(CONSEGNA 1): Cita alla lettera, dal brano sulla Norvegia e l'ambiente, tutto ciò che va da "Uno dei paradossi" giù fino a "salvaguardia della natura.".
(CONSEGNA 2): Scrivi il seguito del brano sulla Norvegia e l'ambiente, riprendendo dopo la sua ultima frase.

+++ BRANO FORNITO +++

Uno dei paradossi di questa storia è che la Norvegia è tra i paesi del mondo più attenti alla sostenibilità ambientale. Entro il 2025 il governo prevede che nel paese saranno vendute solo auto elettriche – pesantemente sussidiate da anni – e al momento gli obiettivi di riduzioni nette sono più ambiziosi di quelli adottati dall’Unione Europea. La Norvegia inoltre è stato uno dei primi paesi a firmare gli Accordi di Parigi sul clima, assieme proprio alla Francia. Nel 2014 il governo aveva anche emendato la Costituzione inserendo un articolo, il 122esimo, che tutela il diritto di vivere in un ambiente sano e prevede la salvaguardia della natura.
Eppure lo stato continua a investire moltissimo nell’estrazione ed esportazione di gas naturale e petrolio. Il caso esaminato dalla Corte era iniziato nel 2013, quando il governo norvegese aveva dato il via libera per la costruzione di impianti per la trivellazione in diverse aree del mare di Barents – la parte di Mare Artico che si trova a nord della Norvegia e della Russia – e nel 2016 aveva assegnato ad alcune compagnie la licenza per l’esplorazione della zona. Gli ambientalisti avevano contestato la decisione e provato a fare ricorso nei vari tribunali del paese sulla base del nuovo articolo della Costituzione, finché il caso era arrivato davanti alla Corte Suprema.

+++ MATERIALE FORNITO +++

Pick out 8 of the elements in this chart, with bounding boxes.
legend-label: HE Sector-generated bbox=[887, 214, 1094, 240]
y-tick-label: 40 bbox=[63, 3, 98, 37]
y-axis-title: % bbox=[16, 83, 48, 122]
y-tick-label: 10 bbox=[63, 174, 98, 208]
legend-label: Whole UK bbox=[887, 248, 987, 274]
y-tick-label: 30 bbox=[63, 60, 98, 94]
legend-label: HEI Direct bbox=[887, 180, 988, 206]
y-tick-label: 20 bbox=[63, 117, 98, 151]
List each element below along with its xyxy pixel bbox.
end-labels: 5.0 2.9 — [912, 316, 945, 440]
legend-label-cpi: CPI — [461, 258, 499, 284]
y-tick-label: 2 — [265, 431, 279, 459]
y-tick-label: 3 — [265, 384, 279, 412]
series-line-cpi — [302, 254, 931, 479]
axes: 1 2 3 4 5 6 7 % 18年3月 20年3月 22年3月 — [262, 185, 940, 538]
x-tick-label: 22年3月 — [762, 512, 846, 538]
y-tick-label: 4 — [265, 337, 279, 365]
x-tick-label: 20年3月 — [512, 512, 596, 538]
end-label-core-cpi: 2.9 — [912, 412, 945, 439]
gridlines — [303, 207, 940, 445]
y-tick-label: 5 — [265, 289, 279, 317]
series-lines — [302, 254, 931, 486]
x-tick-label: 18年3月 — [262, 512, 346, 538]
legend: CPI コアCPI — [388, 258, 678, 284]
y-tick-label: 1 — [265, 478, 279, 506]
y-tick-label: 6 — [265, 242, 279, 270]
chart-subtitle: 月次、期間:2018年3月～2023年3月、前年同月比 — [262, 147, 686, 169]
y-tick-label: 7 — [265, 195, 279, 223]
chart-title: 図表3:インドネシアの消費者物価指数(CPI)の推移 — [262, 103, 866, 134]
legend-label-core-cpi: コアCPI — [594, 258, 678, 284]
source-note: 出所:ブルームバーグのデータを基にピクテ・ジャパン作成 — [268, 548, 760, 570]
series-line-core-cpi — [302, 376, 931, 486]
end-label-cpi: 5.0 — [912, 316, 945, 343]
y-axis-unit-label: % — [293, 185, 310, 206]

+++

(RISULTATO 1):
Uno dei paradossi di questa storia è che la Norvegia è tra i paesi del mondo più attenti alla sostenibilità ambientale. Entro il 2025 il governo prevede che nel paese saranno vendute solo auto elettriche – pesantemente sussidiate da anni – e al momento gli obiettivi di riduzioni nette sono più ambiziosi di quelli adottati dall’Unione Europea. La Norvegia inoltre è stato uno dei primi paesi a firmare gli Accordi di Parigi sul clima, assieme proprio alla Francia. Nel 2014 il governo aveva anche emendato la Costituzione inserendo un articolo, il 122esimo, che tutela il diritto di vivere in un ambiente sano e prevede la salvaguardia della natura.

(RISULTATO 2):
I giudici della Corte hanno di fatto accettato la tesi del governo secondo cui l’estrazione di petrolio e gas naturale non annulla gli sforzi compiuti dal paese per tagliare le emissioni nette sulla terraferma. Nella sentenza si legge anche che la Norvegia non ha alcuna responsabilità per le emissioni inquinanti causate dal petrolio e dal gas che vengono esportati e quindi utilizzato all’estero (una stima citata dal New York Times ritiene che il petrolio esportato dalla Norvegia nel 2020 causerà il decuplo delle emissioni di anidride carbonica prodotte all’interno del paese).
Jorn Oyrehagen Sunde, che insegna diritto internazionale all’università di Oslo, ha spiegato al New York Times che a causa della sentenza in futuro sarà più difficile per i gruppi ambientalisti fare riferimento all’articolo 122 della Costituzione, perché la Corte ne ha di fatto delimitato parecchio il perimetro di azione. Gli ambientalisti norvegesi hanno spiegato che intendono portare il caso davanti alla Corte europea dei diritti dell’uomo, ma non è chiaro se la Corte accetterà il caso: e comunque, prima che arrivi un eventuale giudizio, potrebbero passare diversi anni.